Pull out every line of the listing below where "Martel" appears.

LISTED RECORDS:
** START **

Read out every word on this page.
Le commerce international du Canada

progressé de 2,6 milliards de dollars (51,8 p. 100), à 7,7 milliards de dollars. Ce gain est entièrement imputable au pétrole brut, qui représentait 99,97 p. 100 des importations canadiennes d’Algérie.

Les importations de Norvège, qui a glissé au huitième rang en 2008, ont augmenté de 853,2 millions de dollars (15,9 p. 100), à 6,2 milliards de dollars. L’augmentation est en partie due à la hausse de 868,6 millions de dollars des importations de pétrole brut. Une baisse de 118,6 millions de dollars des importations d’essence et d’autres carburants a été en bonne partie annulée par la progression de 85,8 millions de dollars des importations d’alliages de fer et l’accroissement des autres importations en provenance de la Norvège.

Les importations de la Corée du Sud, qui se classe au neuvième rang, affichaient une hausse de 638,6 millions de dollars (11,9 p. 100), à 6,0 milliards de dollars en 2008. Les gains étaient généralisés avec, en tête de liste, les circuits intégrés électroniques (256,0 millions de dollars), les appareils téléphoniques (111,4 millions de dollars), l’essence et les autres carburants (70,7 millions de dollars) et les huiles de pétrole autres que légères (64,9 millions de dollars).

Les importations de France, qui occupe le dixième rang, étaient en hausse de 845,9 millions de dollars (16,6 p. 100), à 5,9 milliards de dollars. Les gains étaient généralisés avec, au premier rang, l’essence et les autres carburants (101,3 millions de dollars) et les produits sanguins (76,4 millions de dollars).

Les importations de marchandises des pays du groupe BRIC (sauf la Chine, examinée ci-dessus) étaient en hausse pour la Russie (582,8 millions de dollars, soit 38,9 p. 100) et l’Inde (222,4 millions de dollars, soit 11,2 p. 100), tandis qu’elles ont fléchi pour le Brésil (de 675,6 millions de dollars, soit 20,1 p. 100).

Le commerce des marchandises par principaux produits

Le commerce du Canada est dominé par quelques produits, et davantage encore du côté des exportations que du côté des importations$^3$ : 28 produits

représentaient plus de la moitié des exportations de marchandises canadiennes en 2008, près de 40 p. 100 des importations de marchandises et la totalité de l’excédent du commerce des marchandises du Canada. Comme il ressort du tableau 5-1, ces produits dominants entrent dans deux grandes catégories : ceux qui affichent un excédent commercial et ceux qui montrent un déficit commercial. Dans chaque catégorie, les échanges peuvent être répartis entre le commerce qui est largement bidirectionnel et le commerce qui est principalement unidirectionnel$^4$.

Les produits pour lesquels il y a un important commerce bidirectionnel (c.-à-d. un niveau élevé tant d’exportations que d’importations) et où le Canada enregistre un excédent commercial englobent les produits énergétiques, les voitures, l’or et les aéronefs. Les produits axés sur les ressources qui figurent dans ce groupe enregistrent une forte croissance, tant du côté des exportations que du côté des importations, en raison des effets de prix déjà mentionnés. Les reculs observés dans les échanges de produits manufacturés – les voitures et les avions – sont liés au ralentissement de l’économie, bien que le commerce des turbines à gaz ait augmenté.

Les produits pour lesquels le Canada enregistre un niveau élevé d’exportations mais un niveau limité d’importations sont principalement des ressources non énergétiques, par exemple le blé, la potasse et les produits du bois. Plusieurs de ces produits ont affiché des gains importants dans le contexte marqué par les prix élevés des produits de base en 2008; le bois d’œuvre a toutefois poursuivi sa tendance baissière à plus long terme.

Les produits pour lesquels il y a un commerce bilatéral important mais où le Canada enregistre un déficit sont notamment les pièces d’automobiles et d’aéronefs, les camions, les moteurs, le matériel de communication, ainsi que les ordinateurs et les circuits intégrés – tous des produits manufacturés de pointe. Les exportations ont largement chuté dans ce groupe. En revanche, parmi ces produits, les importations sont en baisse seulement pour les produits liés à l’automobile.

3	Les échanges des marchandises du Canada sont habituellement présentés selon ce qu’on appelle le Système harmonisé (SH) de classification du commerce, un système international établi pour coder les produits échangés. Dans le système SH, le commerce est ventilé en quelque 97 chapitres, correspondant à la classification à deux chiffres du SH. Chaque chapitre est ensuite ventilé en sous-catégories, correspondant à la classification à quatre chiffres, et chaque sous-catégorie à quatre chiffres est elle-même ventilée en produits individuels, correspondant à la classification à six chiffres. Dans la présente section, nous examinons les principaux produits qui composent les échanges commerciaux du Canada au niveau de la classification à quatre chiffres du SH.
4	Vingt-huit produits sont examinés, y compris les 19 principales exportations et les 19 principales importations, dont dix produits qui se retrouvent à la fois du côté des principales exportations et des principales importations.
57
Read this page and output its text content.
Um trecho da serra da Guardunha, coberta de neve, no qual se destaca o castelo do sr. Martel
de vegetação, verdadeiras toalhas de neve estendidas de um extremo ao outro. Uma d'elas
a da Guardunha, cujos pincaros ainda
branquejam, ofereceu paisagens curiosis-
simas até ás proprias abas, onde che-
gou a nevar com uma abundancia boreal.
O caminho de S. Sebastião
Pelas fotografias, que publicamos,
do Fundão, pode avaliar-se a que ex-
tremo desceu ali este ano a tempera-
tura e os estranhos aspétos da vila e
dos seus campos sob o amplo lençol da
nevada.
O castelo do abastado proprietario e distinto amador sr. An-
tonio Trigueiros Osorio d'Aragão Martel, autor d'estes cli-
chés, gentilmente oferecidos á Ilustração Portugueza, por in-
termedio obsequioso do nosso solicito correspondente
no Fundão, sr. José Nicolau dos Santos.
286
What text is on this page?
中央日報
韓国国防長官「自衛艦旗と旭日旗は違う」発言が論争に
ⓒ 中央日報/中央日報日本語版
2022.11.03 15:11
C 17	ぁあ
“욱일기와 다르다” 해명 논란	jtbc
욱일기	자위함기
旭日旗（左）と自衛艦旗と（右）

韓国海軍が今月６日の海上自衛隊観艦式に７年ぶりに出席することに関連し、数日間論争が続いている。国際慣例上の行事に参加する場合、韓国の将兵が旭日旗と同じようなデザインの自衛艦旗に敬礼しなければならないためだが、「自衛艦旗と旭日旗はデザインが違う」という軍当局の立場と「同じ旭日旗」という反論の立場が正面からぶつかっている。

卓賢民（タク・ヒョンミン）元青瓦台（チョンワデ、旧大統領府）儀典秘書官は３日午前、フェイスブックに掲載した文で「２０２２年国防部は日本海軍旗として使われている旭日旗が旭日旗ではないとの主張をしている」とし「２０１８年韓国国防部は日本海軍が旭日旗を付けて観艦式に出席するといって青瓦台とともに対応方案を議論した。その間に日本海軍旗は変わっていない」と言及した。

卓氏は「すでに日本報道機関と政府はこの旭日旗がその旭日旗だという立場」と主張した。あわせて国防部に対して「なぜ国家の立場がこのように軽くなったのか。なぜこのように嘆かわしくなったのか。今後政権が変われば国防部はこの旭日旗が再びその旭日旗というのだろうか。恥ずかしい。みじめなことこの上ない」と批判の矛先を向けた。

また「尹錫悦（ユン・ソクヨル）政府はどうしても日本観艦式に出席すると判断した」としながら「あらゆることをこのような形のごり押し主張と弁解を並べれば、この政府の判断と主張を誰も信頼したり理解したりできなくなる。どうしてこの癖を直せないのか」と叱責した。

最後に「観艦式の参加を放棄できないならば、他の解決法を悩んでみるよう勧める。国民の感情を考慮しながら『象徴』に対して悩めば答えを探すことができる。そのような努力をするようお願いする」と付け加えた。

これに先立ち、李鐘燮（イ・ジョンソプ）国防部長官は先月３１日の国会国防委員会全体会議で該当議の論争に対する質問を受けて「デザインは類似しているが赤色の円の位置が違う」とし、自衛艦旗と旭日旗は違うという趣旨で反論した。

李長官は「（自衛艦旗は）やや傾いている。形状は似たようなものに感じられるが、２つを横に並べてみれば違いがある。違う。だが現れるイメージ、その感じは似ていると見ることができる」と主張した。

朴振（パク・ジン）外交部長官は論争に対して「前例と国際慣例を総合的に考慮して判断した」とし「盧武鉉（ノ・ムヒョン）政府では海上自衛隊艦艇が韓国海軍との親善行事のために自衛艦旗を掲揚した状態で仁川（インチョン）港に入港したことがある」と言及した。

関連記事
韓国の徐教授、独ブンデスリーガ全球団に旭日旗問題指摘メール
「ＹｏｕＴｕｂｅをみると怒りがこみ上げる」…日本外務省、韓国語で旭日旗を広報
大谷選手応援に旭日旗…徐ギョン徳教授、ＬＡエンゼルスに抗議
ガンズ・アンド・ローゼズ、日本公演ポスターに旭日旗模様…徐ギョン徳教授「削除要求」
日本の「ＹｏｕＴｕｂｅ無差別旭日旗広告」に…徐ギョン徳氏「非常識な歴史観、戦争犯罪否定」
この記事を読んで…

** END **

THE ANSWER:
Um trecho da serra da Guardunha, coberta de neve, no qual se destaca o castelo do sr. Martel
tonio Trigueiros Osorio d'Aragão Martel, autor d'estes cli-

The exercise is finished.